Problem to solve
Your task is to give the number of lines in the listing that include "años", and nothing else.

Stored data
================

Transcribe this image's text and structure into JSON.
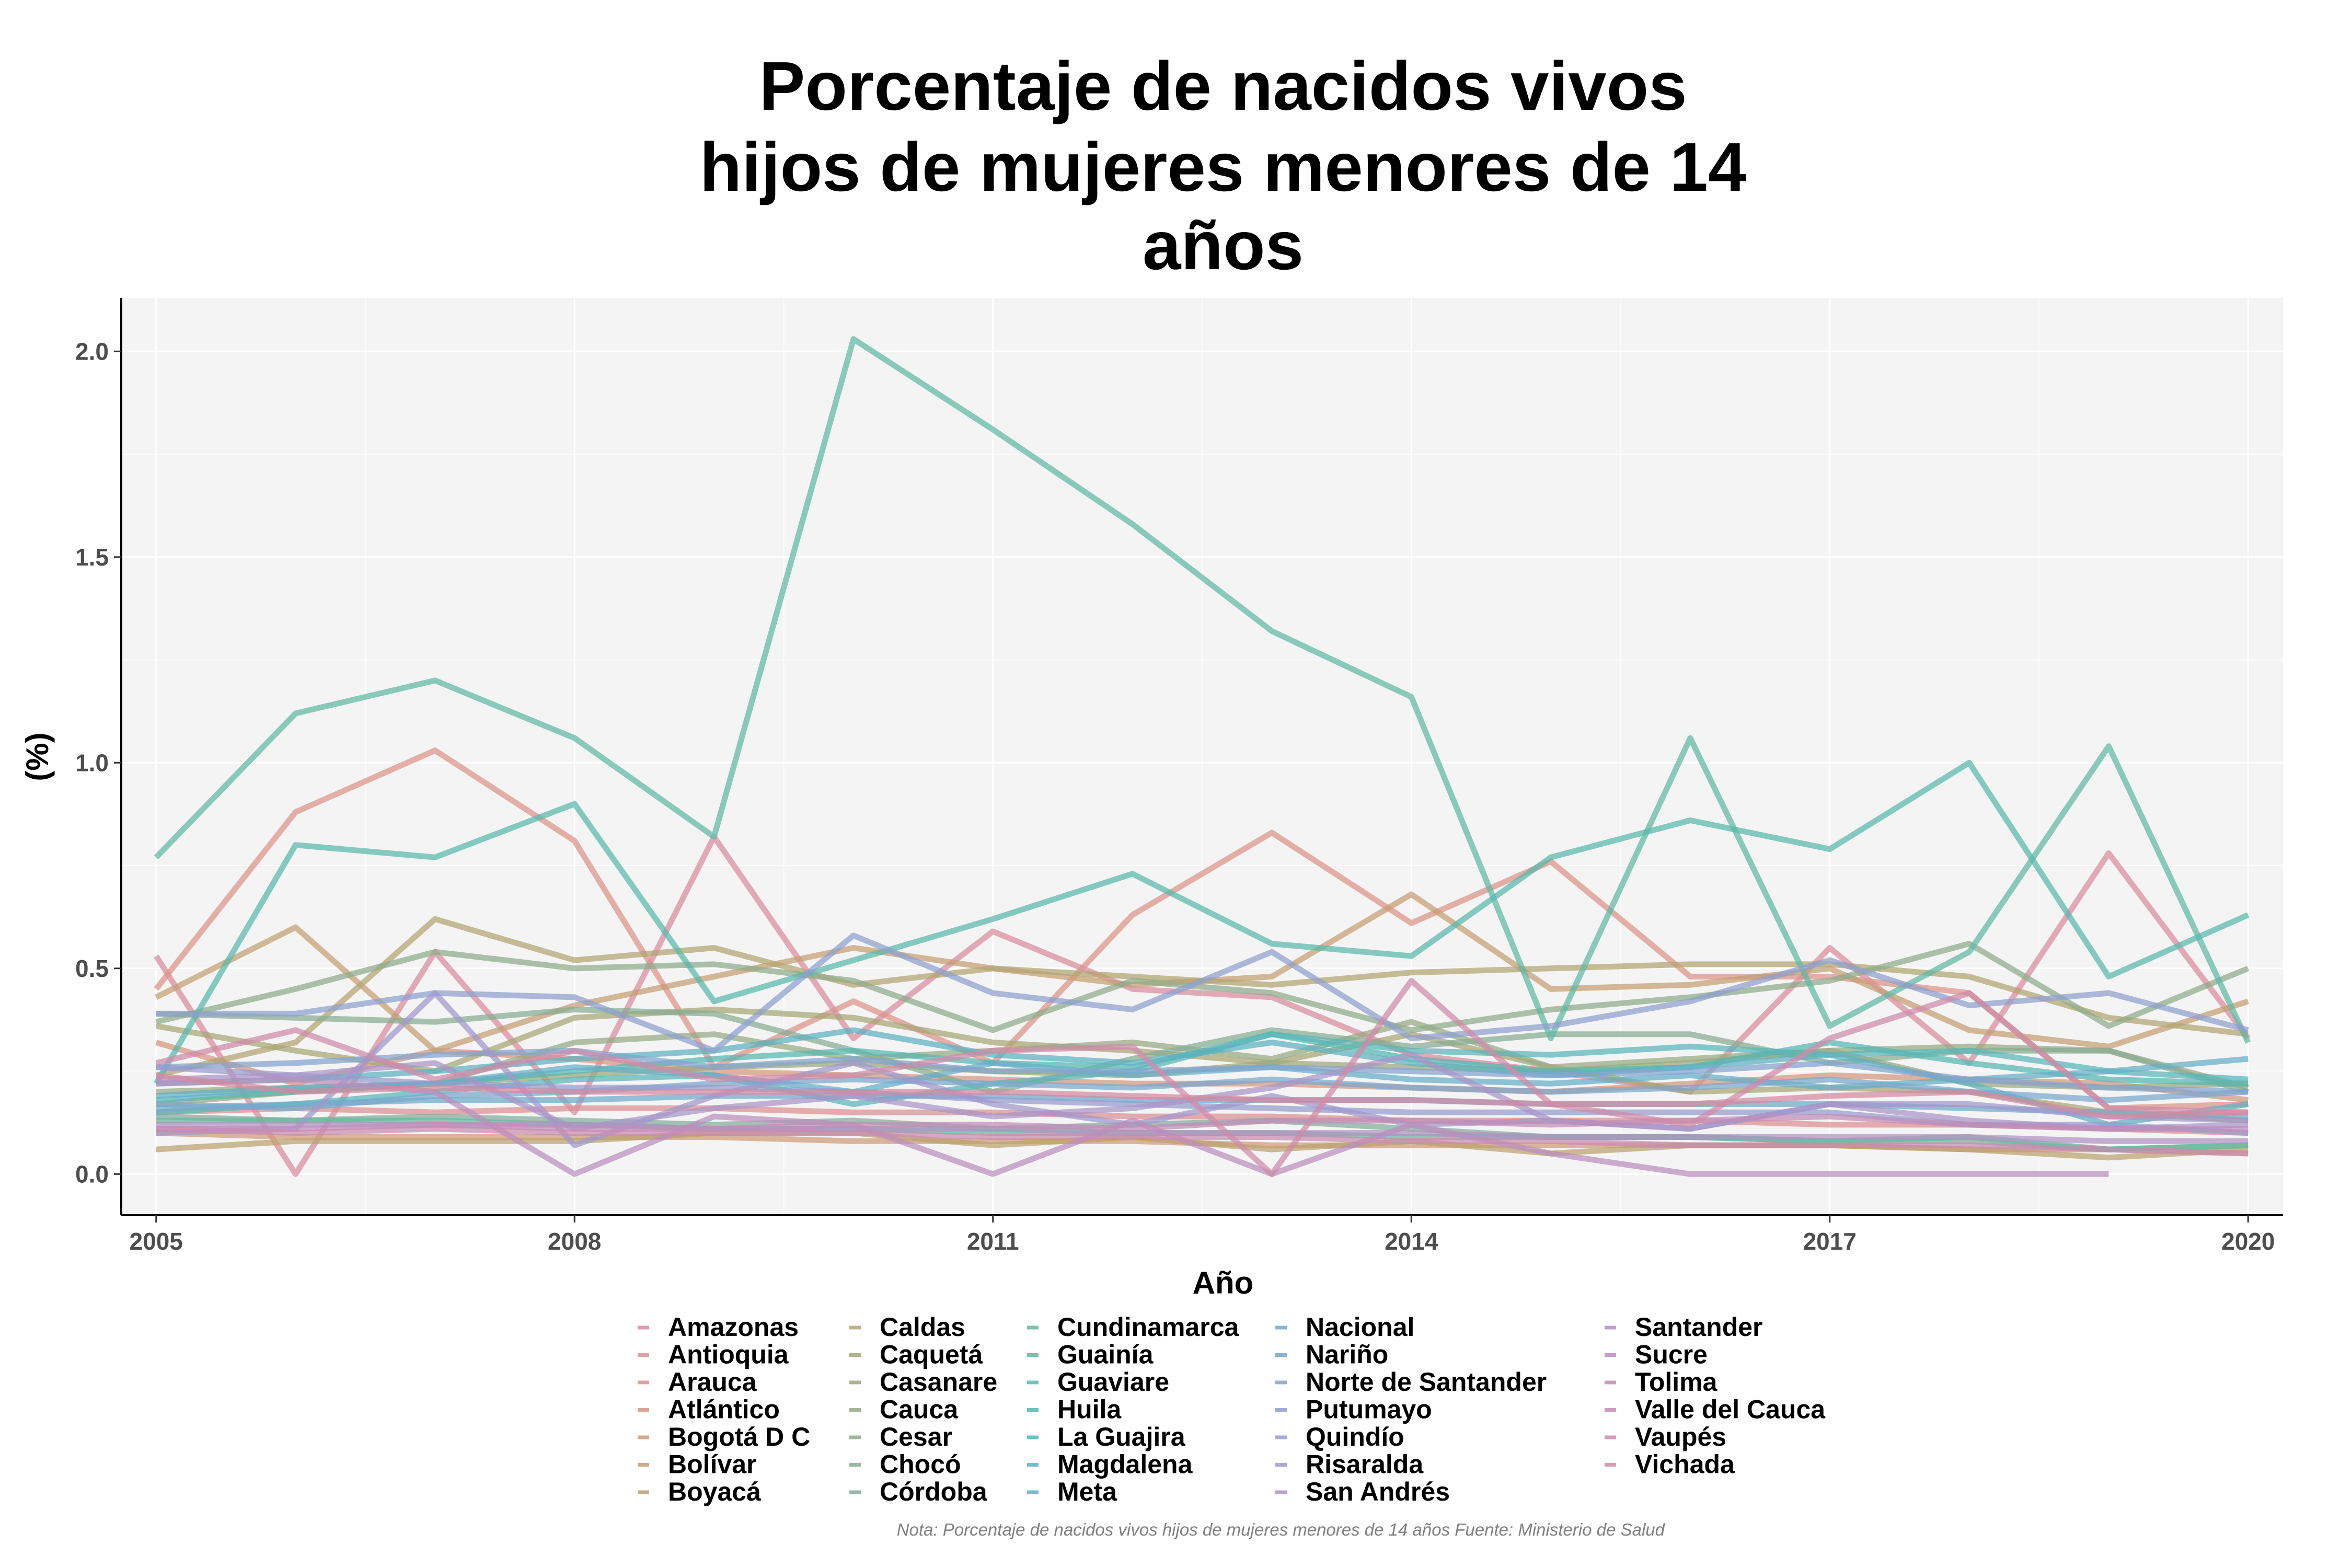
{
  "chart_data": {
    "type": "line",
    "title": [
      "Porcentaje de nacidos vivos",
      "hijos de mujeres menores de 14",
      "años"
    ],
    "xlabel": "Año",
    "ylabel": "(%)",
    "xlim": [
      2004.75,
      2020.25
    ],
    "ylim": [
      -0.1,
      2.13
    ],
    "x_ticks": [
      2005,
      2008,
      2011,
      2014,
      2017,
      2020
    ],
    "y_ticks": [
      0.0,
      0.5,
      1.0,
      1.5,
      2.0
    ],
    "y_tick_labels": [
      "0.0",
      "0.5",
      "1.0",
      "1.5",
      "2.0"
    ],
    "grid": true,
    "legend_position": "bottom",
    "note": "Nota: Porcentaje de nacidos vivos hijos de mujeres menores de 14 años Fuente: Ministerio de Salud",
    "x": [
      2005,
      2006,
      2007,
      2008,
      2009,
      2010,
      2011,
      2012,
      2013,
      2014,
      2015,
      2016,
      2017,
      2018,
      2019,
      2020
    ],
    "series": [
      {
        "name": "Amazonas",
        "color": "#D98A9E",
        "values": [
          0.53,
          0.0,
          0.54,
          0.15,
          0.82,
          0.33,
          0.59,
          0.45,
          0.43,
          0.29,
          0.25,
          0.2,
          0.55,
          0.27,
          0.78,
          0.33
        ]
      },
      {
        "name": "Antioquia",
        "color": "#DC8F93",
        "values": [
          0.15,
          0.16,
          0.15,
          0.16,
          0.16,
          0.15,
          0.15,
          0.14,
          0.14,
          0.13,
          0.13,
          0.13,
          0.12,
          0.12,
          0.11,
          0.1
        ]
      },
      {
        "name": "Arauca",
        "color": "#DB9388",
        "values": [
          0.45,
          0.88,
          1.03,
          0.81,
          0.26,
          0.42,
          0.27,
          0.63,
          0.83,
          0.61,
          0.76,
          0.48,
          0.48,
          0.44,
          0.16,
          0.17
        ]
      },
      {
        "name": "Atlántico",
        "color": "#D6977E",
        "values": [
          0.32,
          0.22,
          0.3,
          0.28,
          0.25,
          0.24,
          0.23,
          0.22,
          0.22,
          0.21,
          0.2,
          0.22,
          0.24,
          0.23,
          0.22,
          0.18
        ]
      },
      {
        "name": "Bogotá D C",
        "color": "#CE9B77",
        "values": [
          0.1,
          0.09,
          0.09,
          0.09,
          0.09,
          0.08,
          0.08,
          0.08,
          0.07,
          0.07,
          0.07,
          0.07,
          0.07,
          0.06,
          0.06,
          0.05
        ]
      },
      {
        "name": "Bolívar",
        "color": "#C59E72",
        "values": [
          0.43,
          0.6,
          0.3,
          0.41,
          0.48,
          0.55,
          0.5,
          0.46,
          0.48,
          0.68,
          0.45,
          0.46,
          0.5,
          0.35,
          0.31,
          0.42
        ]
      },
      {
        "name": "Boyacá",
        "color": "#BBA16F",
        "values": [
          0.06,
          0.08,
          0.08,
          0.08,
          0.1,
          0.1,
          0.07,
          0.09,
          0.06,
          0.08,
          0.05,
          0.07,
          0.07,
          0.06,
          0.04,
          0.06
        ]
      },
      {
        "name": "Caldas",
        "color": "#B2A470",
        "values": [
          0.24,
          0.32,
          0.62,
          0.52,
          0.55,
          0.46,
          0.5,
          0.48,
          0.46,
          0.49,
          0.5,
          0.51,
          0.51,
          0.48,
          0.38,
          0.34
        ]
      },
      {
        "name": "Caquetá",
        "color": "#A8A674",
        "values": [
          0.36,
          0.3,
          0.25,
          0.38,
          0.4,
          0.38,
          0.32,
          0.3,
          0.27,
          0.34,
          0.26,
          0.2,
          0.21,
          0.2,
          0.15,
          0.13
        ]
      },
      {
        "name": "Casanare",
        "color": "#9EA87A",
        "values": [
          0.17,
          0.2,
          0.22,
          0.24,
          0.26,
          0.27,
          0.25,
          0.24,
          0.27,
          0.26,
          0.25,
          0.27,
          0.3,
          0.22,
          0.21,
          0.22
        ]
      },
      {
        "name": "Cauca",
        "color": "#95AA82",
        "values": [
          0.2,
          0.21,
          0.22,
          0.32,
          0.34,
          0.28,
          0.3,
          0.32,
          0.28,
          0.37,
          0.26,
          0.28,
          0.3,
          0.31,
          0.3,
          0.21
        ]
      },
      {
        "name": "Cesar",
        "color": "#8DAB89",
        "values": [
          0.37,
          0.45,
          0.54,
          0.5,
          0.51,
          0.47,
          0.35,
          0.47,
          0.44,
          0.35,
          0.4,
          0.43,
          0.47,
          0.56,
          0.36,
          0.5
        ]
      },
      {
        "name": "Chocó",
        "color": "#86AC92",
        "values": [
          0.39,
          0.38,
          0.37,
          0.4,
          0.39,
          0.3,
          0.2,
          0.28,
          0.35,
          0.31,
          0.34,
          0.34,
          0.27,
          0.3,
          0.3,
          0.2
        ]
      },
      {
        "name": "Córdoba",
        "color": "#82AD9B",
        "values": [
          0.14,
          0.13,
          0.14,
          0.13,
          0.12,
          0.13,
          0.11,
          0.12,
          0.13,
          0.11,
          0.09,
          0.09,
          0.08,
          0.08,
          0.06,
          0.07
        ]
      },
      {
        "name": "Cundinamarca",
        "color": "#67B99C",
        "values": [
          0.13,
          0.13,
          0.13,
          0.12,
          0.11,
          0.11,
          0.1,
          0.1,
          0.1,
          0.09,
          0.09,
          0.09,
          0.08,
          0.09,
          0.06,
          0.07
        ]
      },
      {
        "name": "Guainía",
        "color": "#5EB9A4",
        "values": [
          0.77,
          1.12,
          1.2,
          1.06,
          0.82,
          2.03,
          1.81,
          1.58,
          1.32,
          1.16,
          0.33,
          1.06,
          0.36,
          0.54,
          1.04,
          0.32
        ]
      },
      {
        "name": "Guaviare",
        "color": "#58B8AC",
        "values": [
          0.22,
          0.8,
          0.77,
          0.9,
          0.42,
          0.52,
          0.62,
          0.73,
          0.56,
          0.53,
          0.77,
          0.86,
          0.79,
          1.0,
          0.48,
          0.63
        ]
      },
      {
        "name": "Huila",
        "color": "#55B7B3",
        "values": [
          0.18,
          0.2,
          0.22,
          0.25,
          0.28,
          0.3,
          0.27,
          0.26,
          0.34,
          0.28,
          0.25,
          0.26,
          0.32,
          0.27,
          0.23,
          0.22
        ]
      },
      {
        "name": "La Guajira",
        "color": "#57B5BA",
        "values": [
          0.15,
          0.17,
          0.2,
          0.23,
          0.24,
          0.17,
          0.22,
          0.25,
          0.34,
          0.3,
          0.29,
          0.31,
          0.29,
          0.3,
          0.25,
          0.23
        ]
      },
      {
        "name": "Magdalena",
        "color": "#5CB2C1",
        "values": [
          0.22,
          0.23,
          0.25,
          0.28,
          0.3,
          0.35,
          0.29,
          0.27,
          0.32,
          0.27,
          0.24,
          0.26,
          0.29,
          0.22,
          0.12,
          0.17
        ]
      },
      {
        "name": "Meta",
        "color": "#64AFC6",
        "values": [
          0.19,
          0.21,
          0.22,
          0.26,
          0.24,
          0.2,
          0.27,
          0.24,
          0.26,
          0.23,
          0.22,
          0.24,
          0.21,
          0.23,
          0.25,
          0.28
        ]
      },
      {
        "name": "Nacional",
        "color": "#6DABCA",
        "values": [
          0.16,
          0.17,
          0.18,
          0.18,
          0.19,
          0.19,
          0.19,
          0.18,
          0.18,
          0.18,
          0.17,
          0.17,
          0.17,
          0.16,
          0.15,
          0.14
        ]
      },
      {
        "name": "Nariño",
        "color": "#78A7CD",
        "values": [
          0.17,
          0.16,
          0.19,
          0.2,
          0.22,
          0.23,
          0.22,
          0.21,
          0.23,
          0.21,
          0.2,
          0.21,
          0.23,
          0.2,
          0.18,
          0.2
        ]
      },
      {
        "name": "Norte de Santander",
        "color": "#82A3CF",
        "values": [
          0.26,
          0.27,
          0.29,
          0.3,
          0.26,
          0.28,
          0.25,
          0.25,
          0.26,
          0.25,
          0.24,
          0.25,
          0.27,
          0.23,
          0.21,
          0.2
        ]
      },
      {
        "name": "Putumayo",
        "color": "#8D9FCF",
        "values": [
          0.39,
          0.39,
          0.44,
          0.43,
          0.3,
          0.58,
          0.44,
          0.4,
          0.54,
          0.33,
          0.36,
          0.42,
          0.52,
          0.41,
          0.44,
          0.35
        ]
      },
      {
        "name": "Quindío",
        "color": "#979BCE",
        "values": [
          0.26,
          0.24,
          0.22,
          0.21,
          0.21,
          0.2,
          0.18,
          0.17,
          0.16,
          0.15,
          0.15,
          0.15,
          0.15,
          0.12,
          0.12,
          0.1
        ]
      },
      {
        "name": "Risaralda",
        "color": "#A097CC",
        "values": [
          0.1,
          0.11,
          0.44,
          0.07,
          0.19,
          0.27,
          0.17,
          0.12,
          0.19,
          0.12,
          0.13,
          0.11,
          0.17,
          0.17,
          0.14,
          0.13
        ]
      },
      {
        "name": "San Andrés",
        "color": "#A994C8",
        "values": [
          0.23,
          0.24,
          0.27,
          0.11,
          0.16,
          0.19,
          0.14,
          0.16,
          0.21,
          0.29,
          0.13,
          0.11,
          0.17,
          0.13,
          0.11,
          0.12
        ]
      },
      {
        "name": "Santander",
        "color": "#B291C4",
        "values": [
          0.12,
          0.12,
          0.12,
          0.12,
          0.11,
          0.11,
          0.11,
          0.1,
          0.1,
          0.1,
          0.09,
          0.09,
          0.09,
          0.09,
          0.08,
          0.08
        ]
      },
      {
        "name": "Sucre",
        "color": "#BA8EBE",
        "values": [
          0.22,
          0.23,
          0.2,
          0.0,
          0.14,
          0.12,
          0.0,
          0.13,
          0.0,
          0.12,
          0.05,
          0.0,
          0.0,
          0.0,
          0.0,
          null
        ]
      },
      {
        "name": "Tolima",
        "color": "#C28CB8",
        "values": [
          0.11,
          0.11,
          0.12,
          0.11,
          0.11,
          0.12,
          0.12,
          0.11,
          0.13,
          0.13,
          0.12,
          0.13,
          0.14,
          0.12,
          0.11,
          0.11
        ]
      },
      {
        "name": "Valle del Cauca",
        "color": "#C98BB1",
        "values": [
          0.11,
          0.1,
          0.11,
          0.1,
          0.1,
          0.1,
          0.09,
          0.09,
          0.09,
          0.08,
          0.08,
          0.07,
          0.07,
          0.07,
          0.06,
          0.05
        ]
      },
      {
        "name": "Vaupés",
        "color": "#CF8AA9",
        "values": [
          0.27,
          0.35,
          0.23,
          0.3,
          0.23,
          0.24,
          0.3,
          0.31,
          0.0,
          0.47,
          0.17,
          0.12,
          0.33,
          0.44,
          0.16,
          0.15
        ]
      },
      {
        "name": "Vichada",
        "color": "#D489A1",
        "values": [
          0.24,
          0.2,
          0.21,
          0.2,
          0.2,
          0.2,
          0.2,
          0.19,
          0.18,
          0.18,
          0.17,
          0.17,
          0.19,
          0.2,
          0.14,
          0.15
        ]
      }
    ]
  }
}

================

Solution for this task
2